= Records supplied =
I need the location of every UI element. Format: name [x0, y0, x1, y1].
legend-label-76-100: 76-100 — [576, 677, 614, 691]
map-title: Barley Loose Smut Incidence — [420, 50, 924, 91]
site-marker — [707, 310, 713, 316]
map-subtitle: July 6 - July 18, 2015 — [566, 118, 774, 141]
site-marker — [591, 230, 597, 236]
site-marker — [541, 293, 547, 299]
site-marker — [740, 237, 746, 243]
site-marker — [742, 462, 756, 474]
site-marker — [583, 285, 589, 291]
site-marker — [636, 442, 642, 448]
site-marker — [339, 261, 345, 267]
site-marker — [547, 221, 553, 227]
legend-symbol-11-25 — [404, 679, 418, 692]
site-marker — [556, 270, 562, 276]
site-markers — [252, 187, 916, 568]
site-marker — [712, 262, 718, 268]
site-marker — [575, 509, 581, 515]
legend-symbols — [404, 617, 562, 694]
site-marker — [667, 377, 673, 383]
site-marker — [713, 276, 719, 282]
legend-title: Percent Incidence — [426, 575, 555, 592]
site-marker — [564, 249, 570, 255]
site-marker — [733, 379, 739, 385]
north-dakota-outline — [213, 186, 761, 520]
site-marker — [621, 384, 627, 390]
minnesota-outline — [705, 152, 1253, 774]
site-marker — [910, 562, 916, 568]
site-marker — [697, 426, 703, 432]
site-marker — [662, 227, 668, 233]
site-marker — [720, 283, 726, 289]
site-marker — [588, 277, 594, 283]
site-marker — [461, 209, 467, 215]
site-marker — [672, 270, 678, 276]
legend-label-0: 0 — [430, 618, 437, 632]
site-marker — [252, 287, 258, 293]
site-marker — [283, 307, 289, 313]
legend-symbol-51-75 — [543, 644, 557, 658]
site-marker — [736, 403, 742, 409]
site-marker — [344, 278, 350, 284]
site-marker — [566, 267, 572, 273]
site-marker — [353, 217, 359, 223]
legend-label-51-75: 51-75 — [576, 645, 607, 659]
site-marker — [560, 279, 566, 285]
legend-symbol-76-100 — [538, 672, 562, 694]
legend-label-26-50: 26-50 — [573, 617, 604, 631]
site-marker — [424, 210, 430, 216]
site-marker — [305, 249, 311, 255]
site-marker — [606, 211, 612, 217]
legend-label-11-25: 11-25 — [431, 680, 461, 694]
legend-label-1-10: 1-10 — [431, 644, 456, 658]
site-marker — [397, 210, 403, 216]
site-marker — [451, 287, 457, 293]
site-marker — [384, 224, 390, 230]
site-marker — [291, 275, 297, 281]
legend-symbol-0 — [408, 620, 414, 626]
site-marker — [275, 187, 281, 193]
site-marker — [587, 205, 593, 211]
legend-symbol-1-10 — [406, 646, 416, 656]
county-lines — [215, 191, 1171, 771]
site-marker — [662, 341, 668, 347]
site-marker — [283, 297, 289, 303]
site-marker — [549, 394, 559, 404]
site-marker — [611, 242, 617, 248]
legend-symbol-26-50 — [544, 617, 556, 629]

---

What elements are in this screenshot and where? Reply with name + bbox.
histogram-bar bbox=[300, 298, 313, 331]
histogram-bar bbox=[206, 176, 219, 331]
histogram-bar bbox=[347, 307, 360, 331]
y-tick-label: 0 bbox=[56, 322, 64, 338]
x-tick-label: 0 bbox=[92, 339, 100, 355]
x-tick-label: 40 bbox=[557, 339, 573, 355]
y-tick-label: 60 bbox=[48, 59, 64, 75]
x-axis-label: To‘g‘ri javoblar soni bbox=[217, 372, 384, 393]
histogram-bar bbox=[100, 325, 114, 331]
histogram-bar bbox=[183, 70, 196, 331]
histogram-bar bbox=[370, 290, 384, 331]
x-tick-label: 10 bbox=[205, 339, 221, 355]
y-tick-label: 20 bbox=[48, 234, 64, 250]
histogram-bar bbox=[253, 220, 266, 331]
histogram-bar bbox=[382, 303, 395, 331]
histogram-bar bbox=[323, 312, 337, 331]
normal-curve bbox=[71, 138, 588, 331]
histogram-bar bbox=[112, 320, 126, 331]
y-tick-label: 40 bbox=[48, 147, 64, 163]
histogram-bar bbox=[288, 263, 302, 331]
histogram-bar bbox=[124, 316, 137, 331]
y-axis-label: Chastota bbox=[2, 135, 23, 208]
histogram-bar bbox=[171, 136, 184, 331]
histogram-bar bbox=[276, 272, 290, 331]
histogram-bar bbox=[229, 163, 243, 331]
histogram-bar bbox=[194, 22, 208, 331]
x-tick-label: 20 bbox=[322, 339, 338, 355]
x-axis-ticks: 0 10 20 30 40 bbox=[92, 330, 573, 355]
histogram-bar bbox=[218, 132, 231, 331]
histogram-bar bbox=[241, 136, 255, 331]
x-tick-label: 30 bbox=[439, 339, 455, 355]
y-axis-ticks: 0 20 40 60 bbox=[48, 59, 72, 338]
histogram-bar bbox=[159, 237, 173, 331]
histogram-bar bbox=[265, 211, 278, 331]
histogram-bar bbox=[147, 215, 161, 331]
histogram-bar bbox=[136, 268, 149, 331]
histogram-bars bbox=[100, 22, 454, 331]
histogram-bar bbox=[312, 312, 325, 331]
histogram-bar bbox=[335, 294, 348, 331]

= What you are asked to do =
Copy out the data above verbatim, everything from the line containing "What elements are" down to the line containing "histogram-bar bbox=[335, 294, 348, 331]", with both of those lines included.

= Problem solution =
What elements are in this screenshot and where? Reply with name + bbox.
histogram-bar bbox=[300, 298, 313, 331]
histogram-bar bbox=[206, 176, 219, 331]
histogram-bar bbox=[347, 307, 360, 331]
y-tick-label: 0 bbox=[56, 322, 64, 338]
x-tick-label: 0 bbox=[92, 339, 100, 355]
x-tick-label: 40 bbox=[557, 339, 573, 355]
y-tick-label: 60 bbox=[48, 59, 64, 75]
x-axis-label: To‘g‘ri javoblar soni bbox=[217, 372, 384, 393]
histogram-bar bbox=[100, 325, 114, 331]
histogram-bar bbox=[183, 70, 196, 331]
histogram-bar bbox=[370, 290, 384, 331]
x-tick-label: 10 bbox=[205, 339, 221, 355]
y-tick-label: 20 bbox=[48, 234, 64, 250]
histogram-bar bbox=[253, 220, 266, 331]
histogram-bar bbox=[382, 303, 395, 331]
histogram-bar bbox=[323, 312, 337, 331]
normal-curve bbox=[71, 138, 588, 331]
histogram-bar bbox=[112, 320, 126, 331]
y-tick-label: 40 bbox=[48, 147, 64, 163]
histogram-bar bbox=[288, 263, 302, 331]
histogram-bar bbox=[124, 316, 137, 331]
y-axis-label: Chastota bbox=[2, 135, 23, 208]
histogram-bar bbox=[171, 136, 184, 331]
histogram-bar bbox=[276, 272, 290, 331]
histogram-bar bbox=[229, 163, 243, 331]
histogram-bar bbox=[194, 22, 208, 331]
x-tick-label: 20 bbox=[322, 339, 338, 355]
x-axis-ticks: 0 10 20 30 40 bbox=[92, 330, 573, 355]
histogram-bar bbox=[218, 132, 231, 331]
histogram-bar bbox=[241, 136, 255, 331]
x-tick-label: 30 bbox=[439, 339, 455, 355]
y-axis-ticks: 0 20 40 60 bbox=[48, 59, 72, 338]
histogram-bar bbox=[159, 237, 173, 331]
histogram-bar bbox=[265, 211, 278, 331]
histogram-bar bbox=[147, 215, 161, 331]
histogram-bar bbox=[136, 268, 149, 331]
histogram-bars bbox=[100, 22, 454, 331]
histogram-bar bbox=[312, 312, 325, 331]
histogram-bar bbox=[335, 294, 348, 331]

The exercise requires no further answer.